Copy out the listing that follows, exact in every word, and skip the images.

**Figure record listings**
◇ ◇ ◇ ◇ ◇ ◇ ◇

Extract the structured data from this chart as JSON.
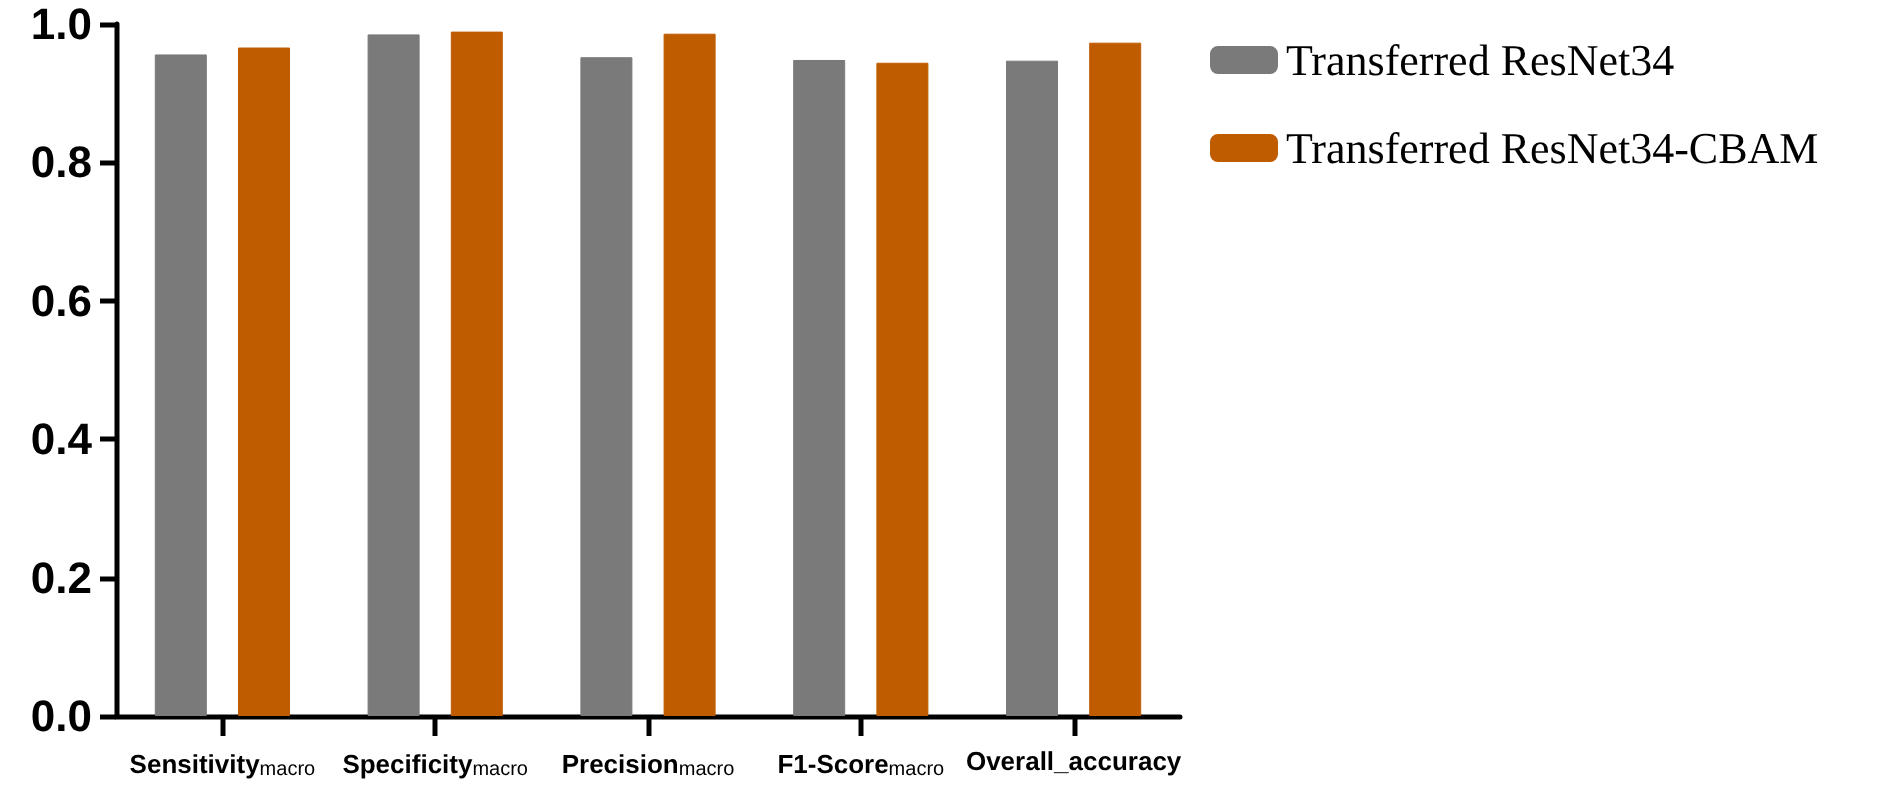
{
  "chart_data": {
    "type": "bar",
    "categories": [
      "Sensitivity$_{macro}$",
      "Specificity$_{macro}$",
      "Precision$_{macro}$",
      "F1-Score$_{macro}$",
      "Overall_accuracy"
    ],
    "series": [
      {
        "name": "Transferred ResNet34",
        "color": "#7a7a7a",
        "values": [
          0.956,
          0.985,
          0.952,
          0.948,
          0.947
        ]
      },
      {
        "name": "Transferred ResNet34-CBAM",
        "color": "#c05c00",
        "values": [
          0.966,
          0.989,
          0.986,
          0.944,
          0.973
        ]
      }
    ],
    "ylim": [
      0,
      1
    ],
    "yticks": [
      {
        "value": 0,
        "label": "0.0"
      },
      {
        "value": 0.2,
        "label": "0.2"
      },
      {
        "value": 0.4,
        "label": "0.4"
      },
      {
        "value": 0.6,
        "label": "0.6"
      },
      {
        "value": 0.8,
        "label": "0.8"
      },
      {
        "value": 1,
        "label": "1.0"
      }
    ],
    "grid": false,
    "legend": "top right"
  }
}
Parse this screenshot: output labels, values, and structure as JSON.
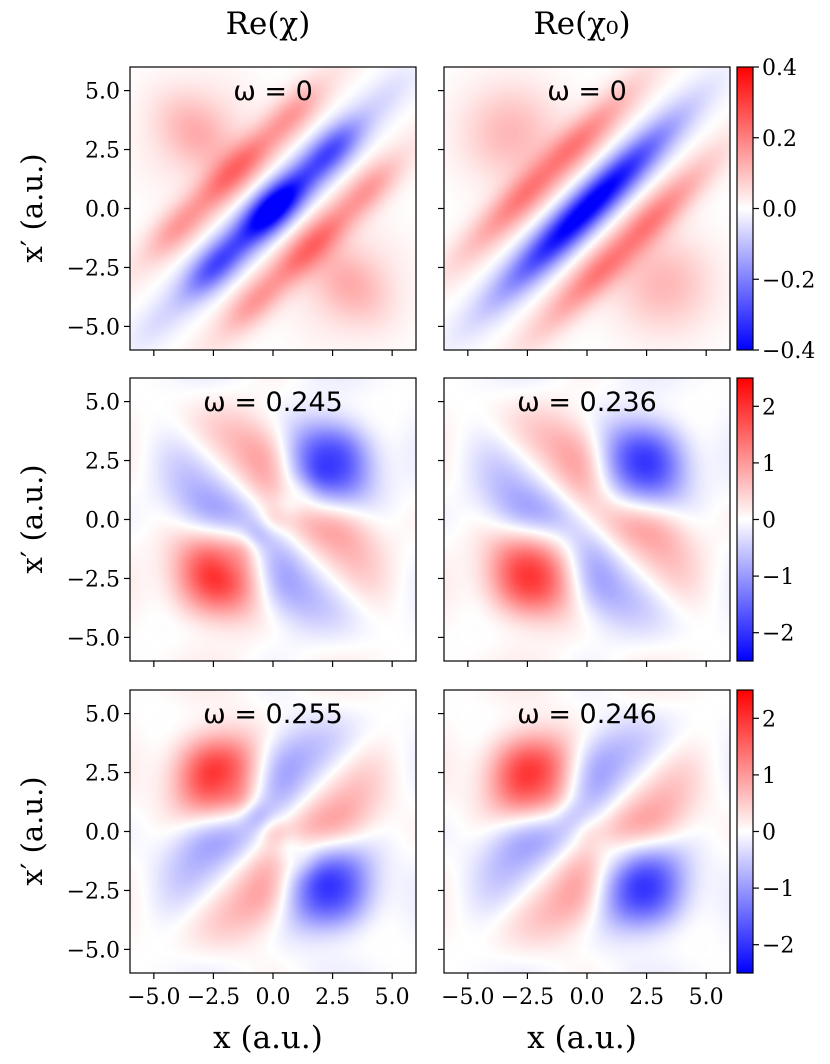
{
  "chart_data": {
    "type": "heatmap",
    "column_titles": [
      "Re(χ)",
      "Re(χ₀)"
    ],
    "xlabel": "x (a.u.)",
    "ylabel": "x′ (a.u.)",
    "xlim": [
      -6,
      6
    ],
    "ylim": [
      -6,
      6
    ],
    "x_ticks": [
      -5.0,
      -2.5,
      0.0,
      2.5,
      5.0
    ],
    "y_ticks": [
      -5.0,
      -2.5,
      0.0,
      2.5,
      5.0
    ],
    "x_tick_labels": [
      "−5.0",
      "−2.5",
      "0.0",
      "2.5",
      "5.0"
    ],
    "y_tick_labels": [
      "−5.0",
      "−2.5",
      "0.0",
      "2.5",
      "5.0"
    ],
    "colormap": [
      "#0000ff",
      "#ffffff",
      "#ff0000"
    ],
    "rows": [
      {
        "panels": [
          {
            "omega_label": "ω = 0",
            "mode": 0,
            "variant": "chi"
          },
          {
            "omega_label": "ω = 0",
            "mode": 0,
            "variant": "chi0"
          }
        ],
        "colorbar": {
          "range": [
            -0.4,
            0.4
          ],
          "ticks": [
            0.4,
            0.2,
            0.0,
            -0.2,
            -0.4
          ],
          "tick_labels": [
            "0.4",
            "0.2",
            "0.0",
            "−0.2",
            "−0.4"
          ]
        }
      },
      {
        "panels": [
          {
            "omega_label": "ω = 0.245",
            "mode": 1,
            "variant": "chi"
          },
          {
            "omega_label": "ω = 0.236",
            "mode": 1,
            "variant": "chi0"
          }
        ],
        "colorbar": {
          "range": [
            -2.5,
            2.5
          ],
          "ticks": [
            2,
            1,
            0,
            -1,
            -2
          ],
          "tick_labels": [
            "2",
            "1",
            "0",
            "−1",
            "−2"
          ]
        }
      },
      {
        "panels": [
          {
            "omega_label": "ω = 0.255",
            "mode": 2,
            "variant": "chi"
          },
          {
            "omega_label": "ω = 0.246",
            "mode": 2,
            "variant": "chi0"
          }
        ],
        "colorbar": {
          "range": [
            -2.5,
            2.5
          ],
          "ticks": [
            2,
            1,
            0,
            -1,
            -2
          ],
          "tick_labels": [
            "2",
            "1",
            "0",
            "−1",
            "−2"
          ]
        }
      }
    ]
  }
}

◇ ◇ ◇ ◇ ◇ ◇ ◇

**Written answer**
Extract the structured data from this chart as JSON.
{
  "chart_data": {
    "type": "bar",
    "categories": [
      "Sensitivity$_{macro}$",
      "Specificity$_{macro}$",
      "Precision$_{macro}$",
      "F1-Score$_{macro}$",
      "Overall_accuracy"
    ],
    "series": [
      {
        "name": "Transferred ResNet34",
        "color": "#7a7a7a",
        "values": [
          0.956,
          0.985,
          0.952,
          0.948,
          0.947
        ]
      },
      {
        "name": "Transferred ResNet34-CBAM",
        "color": "#c05c00",
        "values": [
          0.966,
          0.989,
          0.986,
          0.944,
          0.973
        ]
      }
    ],
    "ylim": [
      0,
      1
    ],
    "yticks": [
      {
        "value": 0,
        "label": "0.0"
      },
      {
        "value": 0.2,
        "label": "0.2"
      },
      {
        "value": 0.4,
        "label": "0.4"
      },
      {
        "value": 0.6,
        "label": "0.6"
      },
      {
        "value": 0.8,
        "label": "0.8"
      },
      {
        "value": 1,
        "label": "1.0"
      }
    ],
    "grid": false,
    "legend": "top right"
  }
}
Parse this screenshot: output labels, values, and structure as JSON.
{
  "chart_data": {
    "type": "heatmap",
    "column_titles": [
      "Re(χ)",
      "Re(χ₀)"
    ],
    "xlabel": "x (a.u.)",
    "ylabel": "x′ (a.u.)",
    "xlim": [
      -6,
      6
    ],
    "ylim": [
      -6,
      6
    ],
    "x_ticks": [
      -5.0,
      -2.5,
      0.0,
      2.5,
      5.0
    ],
    "y_ticks": [
      -5.0,
      -2.5,
      0.0,
      2.5,
      5.0
    ],
    "x_tick_labels": [
      "−5.0",
      "−2.5",
      "0.0",
      "2.5",
      "5.0"
    ],
    "y_tick_labels": [
      "−5.0",
      "−2.5",
      "0.0",
      "2.5",
      "5.0"
    ],
    "colormap": [
      "#0000ff",
      "#ffffff",
      "#ff0000"
    ],
    "rows": [
      {
        "panels": [
          {
            "omega_label": "ω = 0",
            "mode": 0,
            "variant": "chi"
          },
          {
            "omega_label": "ω = 0",
            "mode": 0,
            "variant": "chi0"
          }
        ],
        "colorbar": {
          "range": [
            -0.4,
            0.4
          ],
          "ticks": [
            0.4,
            0.2,
            0.0,
            -0.2,
            -0.4
          ],
          "tick_labels": [
            "0.4",
            "0.2",
            "0.0",
            "−0.2",
            "−0.4"
          ]
        }
      },
      {
        "panels": [
          {
            "omega_label": "ω = 0.245",
            "mode": 1,
            "variant": "chi"
          },
          {
            "omega_label": "ω = 0.236",
            "mode": 1,
            "variant": "chi0"
          }
        ],
        "colorbar": {
          "range": [
            -2.5,
            2.5
          ],
          "ticks": [
            2,
            1,
            0,
            -1,
            -2
          ],
          "tick_labels": [
            "2",
            "1",
            "0",
            "−1",
            "−2"
          ]
        }
      },
      {
        "panels": [
          {
            "omega_label": "ω = 0.255",
            "mode": 2,
            "variant": "chi"
          },
          {
            "omega_label": "ω = 0.246",
            "mode": 2,
            "variant": "chi0"
          }
        ],
        "colorbar": {
          "range": [
            -2.5,
            2.5
          ],
          "ticks": [
            2,
            1,
            0,
            -1,
            -2
          ],
          "tick_labels": [
            "2",
            "1",
            "0",
            "−1",
            "−2"
          ]
        }
      }
    ]
  }
}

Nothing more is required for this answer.